Exactly repeat the full listing that follows.

##### PROVIDED ENTRIES

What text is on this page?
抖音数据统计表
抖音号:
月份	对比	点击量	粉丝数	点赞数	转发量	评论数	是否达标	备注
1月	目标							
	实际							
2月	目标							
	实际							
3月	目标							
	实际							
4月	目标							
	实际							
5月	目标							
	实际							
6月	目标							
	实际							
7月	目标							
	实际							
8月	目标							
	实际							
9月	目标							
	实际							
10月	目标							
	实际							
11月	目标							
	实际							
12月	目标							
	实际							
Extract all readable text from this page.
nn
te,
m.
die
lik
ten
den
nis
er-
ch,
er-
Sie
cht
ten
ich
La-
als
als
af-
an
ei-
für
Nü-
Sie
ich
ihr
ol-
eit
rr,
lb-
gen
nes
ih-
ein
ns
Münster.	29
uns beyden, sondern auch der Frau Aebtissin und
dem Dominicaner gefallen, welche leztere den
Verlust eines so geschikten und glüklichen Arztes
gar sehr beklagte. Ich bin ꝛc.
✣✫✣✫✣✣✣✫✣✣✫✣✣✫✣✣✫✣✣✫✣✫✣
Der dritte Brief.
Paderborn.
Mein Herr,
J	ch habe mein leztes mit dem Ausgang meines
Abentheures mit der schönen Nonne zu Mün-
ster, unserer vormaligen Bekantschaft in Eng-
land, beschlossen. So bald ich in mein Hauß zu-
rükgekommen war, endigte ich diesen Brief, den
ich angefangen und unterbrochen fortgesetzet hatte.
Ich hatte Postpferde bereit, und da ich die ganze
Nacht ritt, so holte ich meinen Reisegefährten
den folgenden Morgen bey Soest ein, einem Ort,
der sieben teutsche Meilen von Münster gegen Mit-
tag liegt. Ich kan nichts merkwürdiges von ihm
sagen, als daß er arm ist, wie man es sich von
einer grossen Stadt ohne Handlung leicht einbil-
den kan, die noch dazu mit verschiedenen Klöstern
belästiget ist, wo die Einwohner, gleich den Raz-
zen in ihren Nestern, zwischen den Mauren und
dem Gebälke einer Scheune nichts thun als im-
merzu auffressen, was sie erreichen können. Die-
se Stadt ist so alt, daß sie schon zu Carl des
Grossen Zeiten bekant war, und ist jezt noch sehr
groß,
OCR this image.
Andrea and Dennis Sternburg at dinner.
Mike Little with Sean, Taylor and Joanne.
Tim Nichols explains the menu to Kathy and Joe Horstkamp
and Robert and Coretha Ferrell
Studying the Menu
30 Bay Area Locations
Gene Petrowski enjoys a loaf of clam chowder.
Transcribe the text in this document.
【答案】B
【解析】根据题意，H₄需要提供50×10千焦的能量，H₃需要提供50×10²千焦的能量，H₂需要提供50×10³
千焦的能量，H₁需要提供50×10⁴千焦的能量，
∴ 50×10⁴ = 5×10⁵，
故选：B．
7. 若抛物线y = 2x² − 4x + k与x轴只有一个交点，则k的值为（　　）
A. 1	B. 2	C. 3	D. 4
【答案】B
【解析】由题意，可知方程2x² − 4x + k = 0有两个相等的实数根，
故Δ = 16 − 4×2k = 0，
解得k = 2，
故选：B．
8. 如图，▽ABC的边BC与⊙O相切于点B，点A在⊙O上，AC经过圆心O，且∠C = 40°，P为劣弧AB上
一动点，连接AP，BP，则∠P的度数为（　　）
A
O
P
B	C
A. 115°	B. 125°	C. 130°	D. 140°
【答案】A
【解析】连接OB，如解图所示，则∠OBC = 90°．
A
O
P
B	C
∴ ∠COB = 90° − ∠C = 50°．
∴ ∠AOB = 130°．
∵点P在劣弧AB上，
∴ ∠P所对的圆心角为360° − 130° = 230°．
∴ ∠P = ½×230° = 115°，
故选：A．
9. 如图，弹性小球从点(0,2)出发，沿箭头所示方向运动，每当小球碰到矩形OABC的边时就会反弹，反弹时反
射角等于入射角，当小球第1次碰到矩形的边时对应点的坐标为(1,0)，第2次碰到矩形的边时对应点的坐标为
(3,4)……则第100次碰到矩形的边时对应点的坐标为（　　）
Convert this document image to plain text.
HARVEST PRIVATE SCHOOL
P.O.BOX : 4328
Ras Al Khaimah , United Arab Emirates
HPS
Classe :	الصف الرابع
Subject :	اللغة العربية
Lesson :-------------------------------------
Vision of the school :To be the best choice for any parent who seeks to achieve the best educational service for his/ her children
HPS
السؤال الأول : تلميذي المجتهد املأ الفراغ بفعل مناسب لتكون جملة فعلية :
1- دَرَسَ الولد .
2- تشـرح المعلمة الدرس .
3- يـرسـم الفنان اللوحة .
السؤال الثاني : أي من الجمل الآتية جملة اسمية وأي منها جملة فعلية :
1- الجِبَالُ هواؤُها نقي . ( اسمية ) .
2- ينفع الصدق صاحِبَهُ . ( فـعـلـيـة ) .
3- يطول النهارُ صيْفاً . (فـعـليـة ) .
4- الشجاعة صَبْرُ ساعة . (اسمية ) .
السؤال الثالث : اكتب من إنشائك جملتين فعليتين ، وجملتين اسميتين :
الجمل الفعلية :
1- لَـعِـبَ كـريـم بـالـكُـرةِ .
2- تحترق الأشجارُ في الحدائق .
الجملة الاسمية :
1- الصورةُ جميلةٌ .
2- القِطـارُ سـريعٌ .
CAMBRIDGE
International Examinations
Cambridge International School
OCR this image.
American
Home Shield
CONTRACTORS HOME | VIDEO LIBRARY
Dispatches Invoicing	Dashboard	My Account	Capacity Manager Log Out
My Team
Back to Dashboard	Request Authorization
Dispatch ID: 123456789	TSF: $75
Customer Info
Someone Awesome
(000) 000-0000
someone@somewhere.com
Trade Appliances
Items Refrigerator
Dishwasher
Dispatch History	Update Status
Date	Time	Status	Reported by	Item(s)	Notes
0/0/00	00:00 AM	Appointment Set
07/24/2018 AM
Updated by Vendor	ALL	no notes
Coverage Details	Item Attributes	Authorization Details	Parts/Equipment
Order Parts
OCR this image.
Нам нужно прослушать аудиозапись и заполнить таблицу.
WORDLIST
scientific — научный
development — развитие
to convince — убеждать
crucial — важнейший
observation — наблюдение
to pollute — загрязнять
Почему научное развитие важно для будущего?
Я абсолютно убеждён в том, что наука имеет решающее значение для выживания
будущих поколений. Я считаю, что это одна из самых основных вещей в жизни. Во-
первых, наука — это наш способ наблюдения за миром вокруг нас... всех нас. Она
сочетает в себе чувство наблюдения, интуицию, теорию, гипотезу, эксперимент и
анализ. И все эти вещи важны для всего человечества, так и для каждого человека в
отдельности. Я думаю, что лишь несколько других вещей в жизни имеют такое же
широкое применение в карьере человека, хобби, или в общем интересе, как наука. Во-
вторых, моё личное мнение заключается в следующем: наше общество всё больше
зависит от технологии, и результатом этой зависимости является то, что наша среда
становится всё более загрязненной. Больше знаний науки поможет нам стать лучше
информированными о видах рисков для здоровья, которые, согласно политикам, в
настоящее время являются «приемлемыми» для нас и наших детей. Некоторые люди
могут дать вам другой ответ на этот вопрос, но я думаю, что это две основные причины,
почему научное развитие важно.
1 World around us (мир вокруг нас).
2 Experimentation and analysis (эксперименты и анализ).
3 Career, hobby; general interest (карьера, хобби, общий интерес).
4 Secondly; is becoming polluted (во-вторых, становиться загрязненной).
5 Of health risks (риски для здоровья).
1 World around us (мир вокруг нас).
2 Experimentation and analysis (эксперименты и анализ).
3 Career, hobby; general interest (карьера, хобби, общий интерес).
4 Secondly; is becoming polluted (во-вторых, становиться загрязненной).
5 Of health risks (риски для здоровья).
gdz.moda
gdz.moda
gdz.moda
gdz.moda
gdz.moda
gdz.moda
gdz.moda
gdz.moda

##########

• [CORRECT ANSWER]
What text is on this page?
抖音数据统计表
抖音号:
月份	对比	点击量	粉丝数	点赞数	转发量	评论数	是否达标	备注
1月	目标							
	实际							
2月	目标							
	实际							
3月	目标							
	实际							
4月	目标							
	实际							
5月	目标							
	实际							
6月	目标							
	实际							
7月	目标							
	实际							
8月	目标							
	实际							
9月	目标							
	实际							
10月	目标							
	实际							
11月	目标							
	实际							
12月	目标							
	实际							
Extract all readable text from this page.
nn
te,
m.
die
lik
ten
den
nis
er-
ch,
er-
Sie
cht
ten
ich
La-
als
als
af-
an
ei-
für
Nü-
Sie
ich
ihr
ol-
eit
rr,
lb-
gen
nes
ih-
ein
ns
Münster.	29
uns beyden, sondern auch der Frau Aebtissin und
dem Dominicaner gefallen, welche leztere den
Verlust eines so geschikten und glüklichen Arztes
gar sehr beklagte. Ich bin ꝛc.
✣✫✣✫✣✣✣✫✣✣✫✣✣✫✣✣✫✣✣✫✣✫✣
Der dritte Brief.
Paderborn.
Mein Herr,
J	ch habe mein leztes mit dem Ausgang meines
Abentheures mit der schönen Nonne zu Mün-
ster, unserer vormaligen Bekantschaft in Eng-
land, beschlossen. So bald ich in mein Hauß zu-
rükgekommen war, endigte ich diesen Brief, den
ich angefangen und unterbrochen fortgesetzet hatte.
Ich hatte Postpferde bereit, und da ich die ganze
Nacht ritt, so holte ich meinen Reisegefährten
den folgenden Morgen bey Soest ein, einem Ort,
der sieben teutsche Meilen von Münster gegen Mit-
tag liegt. Ich kan nichts merkwürdiges von ihm
sagen, als daß er arm ist, wie man es sich von
einer grossen Stadt ohne Handlung leicht einbil-
den kan, die noch dazu mit verschiedenen Klöstern
belästiget ist, wo die Einwohner, gleich den Raz-
zen in ihren Nestern, zwischen den Mauren und
dem Gebälke einer Scheune nichts thun als im-
merzu auffressen, was sie erreichen können. Die-
se Stadt ist so alt, daß sie schon zu Carl des
Grossen Zeiten bekant war, und ist jezt noch sehr
groß,
OCR this image.
Andrea and Dennis Sternburg at dinner.
Mike Little with Sean, Taylor and Joanne.
Tim Nichols explains the menu to Kathy and Joe Horstkamp
and Robert and Coretha Ferrell
Studying the Menu
30 Bay Area Locations
Gene Petrowski enjoys a loaf of clam chowder.
Transcribe the text in this document.
【答案】B
【解析】根据题意，H₄需要提供50×10千焦的能量，H₃需要提供50×10²千焦的能量，H₂需要提供50×10³
千焦的能量，H₁需要提供50×10⁴千焦的能量，
∴ 50×10⁴ = 5×10⁵，
故选：B．
7. 若抛物线y = 2x² − 4x + k与x轴只有一个交点，则k的值为（　　）
A. 1	B. 2	C. 3	D. 4
【答案】B
【解析】由题意，可知方程2x² − 4x + k = 0有两个相等的实数根，
故Δ = 16 − 4×2k = 0，
解得k = 2，
故选：B．
8. 如图，▽ABC的边BC与⊙O相切于点B，点A在⊙O上，AC经过圆心O，且∠C = 40°，P为劣弧AB上
一动点，连接AP，BP，则∠P的度数为（　　）
A
O
P
B	C
A. 115°	B. 125°	C. 130°	D. 140°
【答案】A
【解析】连接OB，如解图所示，则∠OBC = 90°．
A
O
P
B	C
∴ ∠COB = 90° − ∠C = 50°．
∴ ∠AOB = 130°．
∵点P在劣弧AB上，
∴ ∠P所对的圆心角为360° − 130° = 230°．
∴ ∠P = ½×230° = 115°，
故选：A．
9. 如图，弹性小球从点(0,2)出发，沿箭头所示方向运动，每当小球碰到矩形OABC的边时就会反弹，反弹时反
射角等于入射角，当小球第1次碰到矩形的边时对应点的坐标为(1,0)，第2次碰到矩形的边时对应点的坐标为
(3,4)……则第100次碰到矩形的边时对应点的坐标为（　　）
Convert this document image to plain text.
HARVEST PRIVATE SCHOOL
P.O.BOX : 4328
Ras Al Khaimah , United Arab Emirates
HPS
Classe :	الصف الرابع
Subject :	اللغة العربية
Lesson :-------------------------------------
Vision of the school :To be the best choice for any parent who seeks to achieve the best educational service for his/ her children
HPS
السؤال الأول : تلميذي المجتهد املأ الفراغ بفعل مناسب لتكون جملة فعلية :
1- دَرَسَ الولد .
2- تشـرح المعلمة الدرس .
3- يـرسـم الفنان اللوحة .
السؤال الثاني : أي من الجمل الآتية جملة اسمية وأي منها جملة فعلية :
1- الجِبَالُ هواؤُها نقي . ( اسمية ) .
2- ينفع الصدق صاحِبَهُ . ( فـعـلـيـة ) .
3- يطول النهارُ صيْفاً . (فـعـليـة ) .
4- الشجاعة صَبْرُ ساعة . (اسمية ) .
السؤال الثالث : اكتب من إنشائك جملتين فعليتين ، وجملتين اسميتين :
الجمل الفعلية :
1- لَـعِـبَ كـريـم بـالـكُـرةِ .
2- تحترق الأشجارُ في الحدائق .
الجملة الاسمية :
1- الصورةُ جميلةٌ .
2- القِطـارُ سـريعٌ .
CAMBRIDGE
International Examinations
Cambridge International School
OCR this image.
American
Home Shield
CONTRACTORS HOME | VIDEO LIBRARY
Dispatches Invoicing	Dashboard	My Account	Capacity Manager Log Out
My Team
Back to Dashboard	Request Authorization
Dispatch ID: 123456789	TSF: $75
Customer Info
Someone Awesome
(000) 000-0000
someone@somewhere.com
Trade Appliances
Items Refrigerator
Dishwasher
Dispatch History	Update Status
Date	Time	Status	Reported by	Item(s)	Notes
0/0/00	00:00 AM	Appointment Set
07/24/2018 AM
Updated by Vendor	ALL	no notes
Coverage Details	Item Attributes	Authorization Details	Parts/Equipment
Order Parts
OCR this image.
Нам нужно прослушать аудиозапись и заполнить таблицу.
WORDLIST
scientific — научный
development — развитие
to convince — убеждать
crucial — важнейший
observation — наблюдение
to pollute — загрязнять
Почему научное развитие важно для будущего?
Я абсолютно убеждён в том, что наука имеет решающее значение для выживания
будущих поколений. Я считаю, что это одна из самых основных вещей в жизни. Во-
первых, наука — это наш способ наблюдения за миром вокруг нас... всех нас. Она
сочетает в себе чувство наблюдения, интуицию, теорию, гипотезу, эксперимент и
анализ. И все эти вещи важны для всего человечества, так и для каждого человека в
отдельности. Я думаю, что лишь несколько других вещей в жизни имеют такое же
широкое применение в карьере человека, хобби, или в общем интересе, как наука. Во-
вторых, моё личное мнение заключается в следующем: наше общество всё больше
зависит от технологии, и результатом этой зависимости является то, что наша среда
становится всё более загрязненной. Больше знаний науки поможет нам стать лучше
информированными о видах рисков для здоровья, которые, согласно политикам, в
настоящее время являются «приемлемыми» для нас и наших детей. Некоторые люди
могут дать вам другой ответ на этот вопрос, но я думаю, что это две основные причины,
почему научное развитие важно.
1 World around us (мир вокруг нас).
2 Experimentation and analysis (эксперименты и анализ).
3 Career, hobby; general interest (карьера, хобби, общий интерес).
4 Secondly; is becoming polluted (во-вторых, становиться загрязненной).
5 Of health risks (риски для здоровья).
1 World around us (мир вокруг нас).
2 Experimentation and analysis (эксперименты и анализ).
3 Career, hobby; general interest (карьера, хобби, общий интерес).
4 Secondly; is becoming polluted (во-вторых, становиться загрязненной).
5 Of health risks (риски для здоровья).
gdz.moda
gdz.moda
gdz.moda
gdz.moda
gdz.moda
gdz.moda
gdz.moda
gdz.moda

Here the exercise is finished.